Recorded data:
◇ ◇ ◇
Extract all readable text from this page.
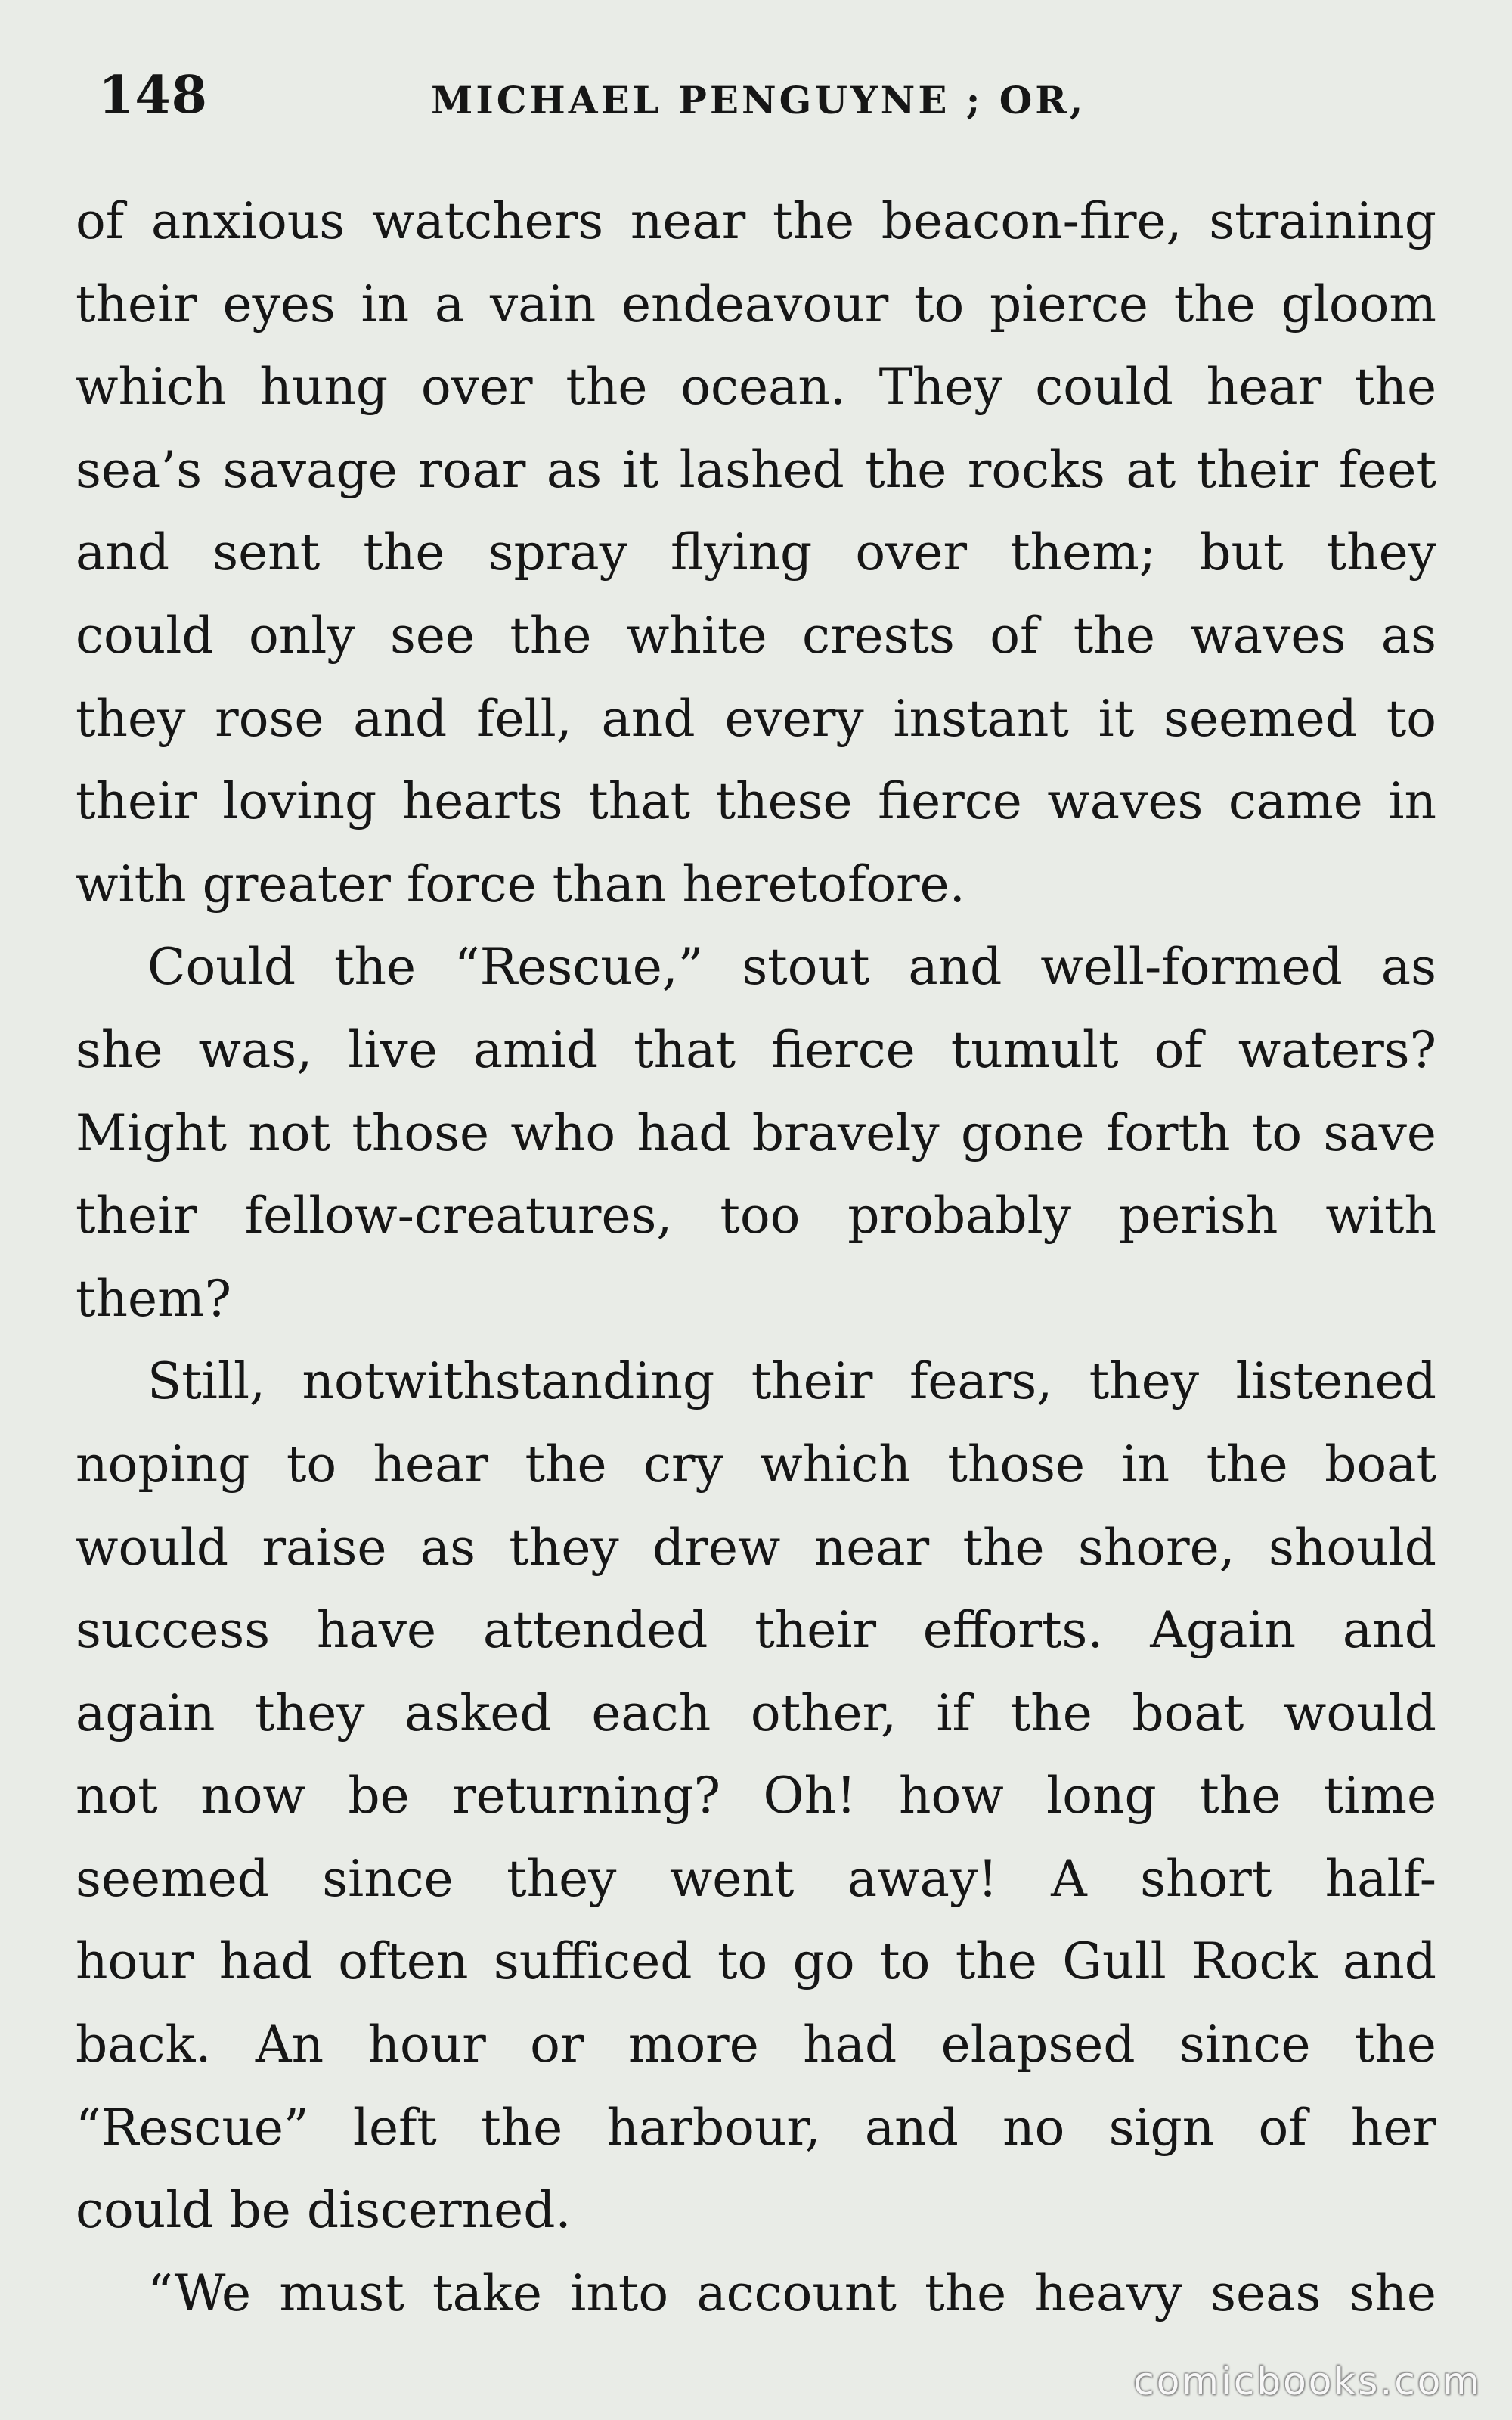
148	MICHAEL PENGUYNE ; OR,
of anxious watchers near the beacon-fire, straining
their eyes in a vain endeavour to pierce the gloom
which hung over the ocean. They could hear the
sea’s savage roar as it lashed the rocks at their feet
and sent the spray flying over them; but they
could only see the white crests of the waves as
they rose and fell, and every instant it seemed to
their loving hearts that these fierce waves came in
with greater force than heretofore.
Could the “Rescue,” stout and well-formed as
she was, live amid that fierce tumult of waters?
Might not those who had bravely gone forth to save
their fellow-creatures, too probably perish with
them?
Still, notwithstanding their fears, they listened
noping to hear the cry which those in the boat
would raise as they drew near the shore, should
success have attended their efforts. Again and
again they asked each other, if the boat would
not now be returning? Oh! how long the time
seemed since they went away! A short half-
hour had often sufficed to go to the Gull Rock and
back. An hour or more had elapsed since the
“Rescue” left the harbour, and no sign of her
could be discerned.
“We must take into account the heavy seas she
comicbooks.com
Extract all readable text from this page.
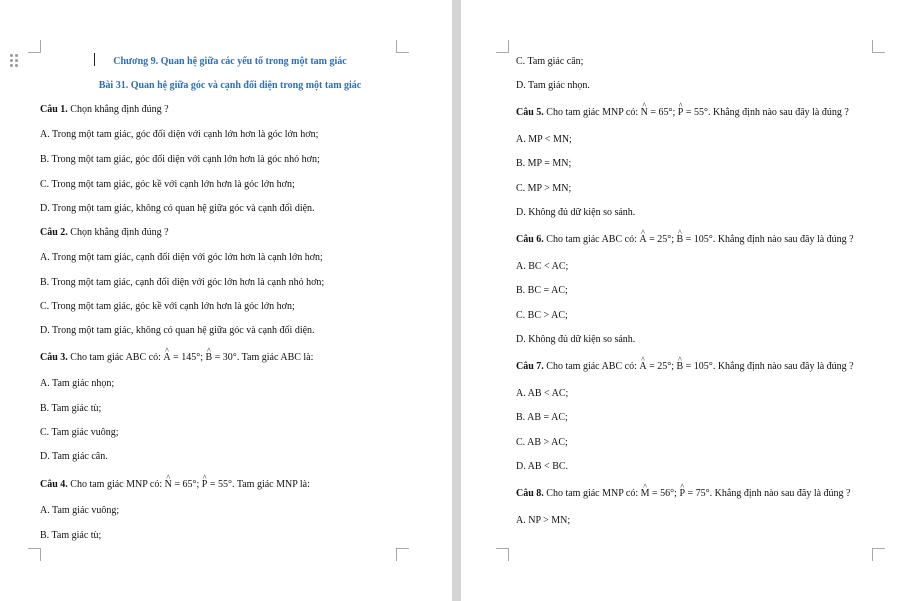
Chương 9. Quan hệ giữa các yếu tố trong một tam giác
Bài 31. Quan hệ giữa góc và cạnh đối diện trong một tam giác
Câu 1. Chọn khẳng định đúng ?
A. Trong một tam giác, góc đối diện với cạnh lớn hơn là góc lớn hơn;
B. Trong một tam giác, góc đối diện với cạnh lớn hơn là góc nhỏ hơn;
C. Trong một tam giác, góc kề với cạnh lớn hơn là góc lớn hơn;
D. Trong một tam giác, không có quan hệ giữa góc và cạnh đối diện.
Câu 2. Chọn khẳng định đúng ?
A. Trong một tam giác, cạnh đối diện với góc lớn hơn là cạnh lớn hơn;
B. Trong một tam giác, cạnh đối diện với góc lớn hơn là cạnh nhỏ hơn;
C. Trong một tam giác, góc kề với cạnh lớn hơn là góc lớn hơn;
D. Trong một tam giác, không có quan hệ giữa góc và cạnh đối diện.
Câu 3. Cho tam giác ABC có: ^ A = 145°; ^ B = 30°. Tam giác ABC là:
A. Tam giác nhọn;
B. Tam giác tù;
C. Tam giác vuông;
D. Tam giác cân.
Câu 4. Cho tam giác MNP có: ^ N = 65°; ^ P = 55°. Tam giác MNP là:
A. Tam giác vuông;
B. Tam giác tù;
C. Tam giác cân;
D. Tam giác nhọn.
Câu 5. Cho tam giác MNP có: ^ N = 65°; ^ P = 55°. Khẳng định nào sau đây là đúng ?
A. MP < MN;
B. MP = MN;
C. MP > MN;
D. Không đủ dữ kiện so sánh.
Câu 6. Cho tam giác ABC có: ^ A = 25°; ^ B = 105°. Khẳng định nào sau đây là đúng ?
A. BC < AC;
B. BC = AC;
C. BC > AC;
D. Không đủ dữ kiện so sánh.
Câu 7. Cho tam giác ABC có: ^ A = 25°; ^ B = 105°. Khẳng định nào sau đây là đúng ?
A. AB < AC;
B. AB = AC;
C. AB > AC;
D. AB < BC.
Câu 8. Cho tam giác MNP có: ^ M = 56°; ^ P = 75°. Khẳng định nào sau đây là đúng ?
A. NP > MN;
◇ ◇ ◇
Instructions to follow →
Set down all the data again exactly as above, pictures excluded.

Solution to this problem →
Extract all readable text from this page.
148	MICHAEL PENGUYNE ; OR,
of anxious watchers near the beacon-fire, straining
their eyes in a vain endeavour to pierce the gloom
which hung over the ocean. They could hear the
sea’s savage roar as it lashed the rocks at their feet
and sent the spray flying over them; but they
could only see the white crests of the waves as
they rose and fell, and every instant it seemed to
their loving hearts that these fierce waves came in
with greater force than heretofore.
Could the “Rescue,” stout and well-formed as
she was, live amid that fierce tumult of waters?
Might not those who had bravely gone forth to save
their fellow-creatures, too probably perish with
them?
Still, notwithstanding their fears, they listened
noping to hear the cry which those in the boat
would raise as they drew near the shore, should
success have attended their efforts. Again and
again they asked each other, if the boat would
not now be returning? Oh! how long the time
seemed since they went away! A short half-
hour had often sufficed to go to the Gull Rock and
back. An hour or more had elapsed since the
“Rescue” left the harbour, and no sign of her
could be discerned.
“We must take into account the heavy seas she
comicbooks.com
Extract all readable text from this page.
Chương 9. Quan hệ giữa các yếu tố trong một tam giác
Bài 31. Quan hệ giữa góc và cạnh đối diện trong một tam giác
Câu 1. Chọn khẳng định đúng ?
A. Trong một tam giác, góc đối diện với cạnh lớn hơn là góc lớn hơn;
B. Trong một tam giác, góc đối diện với cạnh lớn hơn là góc nhỏ hơn;
C. Trong một tam giác, góc kề với cạnh lớn hơn là góc lớn hơn;
D. Trong một tam giác, không có quan hệ giữa góc và cạnh đối diện.
Câu 2. Chọn khẳng định đúng ?
A. Trong một tam giác, cạnh đối diện với góc lớn hơn là cạnh lớn hơn;
B. Trong một tam giác, cạnh đối diện với góc lớn hơn là cạnh nhỏ hơn;
C. Trong một tam giác, góc kề với cạnh lớn hơn là góc lớn hơn;
D. Trong một tam giác, không có quan hệ giữa góc và cạnh đối diện.
Câu 3. Cho tam giác ABC có: ^ A = 145°; ^ B = 30°. Tam giác ABC là:
A. Tam giác nhọn;
B. Tam giác tù;
C. Tam giác vuông;
D. Tam giác cân.
Câu 4. Cho tam giác MNP có: ^ N = 65°; ^ P = 55°. Tam giác MNP là:
A. Tam giác vuông;
B. Tam giác tù;
C. Tam giác cân;
D. Tam giác nhọn.
Câu 5. Cho tam giác MNP có: ^ N = 65°; ^ P = 55°. Khẳng định nào sau đây là đúng ?
A. MP < MN;
B. MP = MN;
C. MP > MN;
D. Không đủ dữ kiện so sánh.
Câu 6. Cho tam giác ABC có: ^ A = 25°; ^ B = 105°. Khẳng định nào sau đây là đúng ?
A. BC < AC;
B. BC = AC;
C. BC > AC;
D. Không đủ dữ kiện so sánh.
Câu 7. Cho tam giác ABC có: ^ A = 25°; ^ B = 105°. Khẳng định nào sau đây là đúng ?
A. AB < AC;
B. AB = AC;
C. AB > AC;
D. AB < BC.
Câu 8. Cho tam giác MNP có: ^ M = 56°; ^ P = 75°. Khẳng định nào sau đây là đúng ?
A. NP > MN;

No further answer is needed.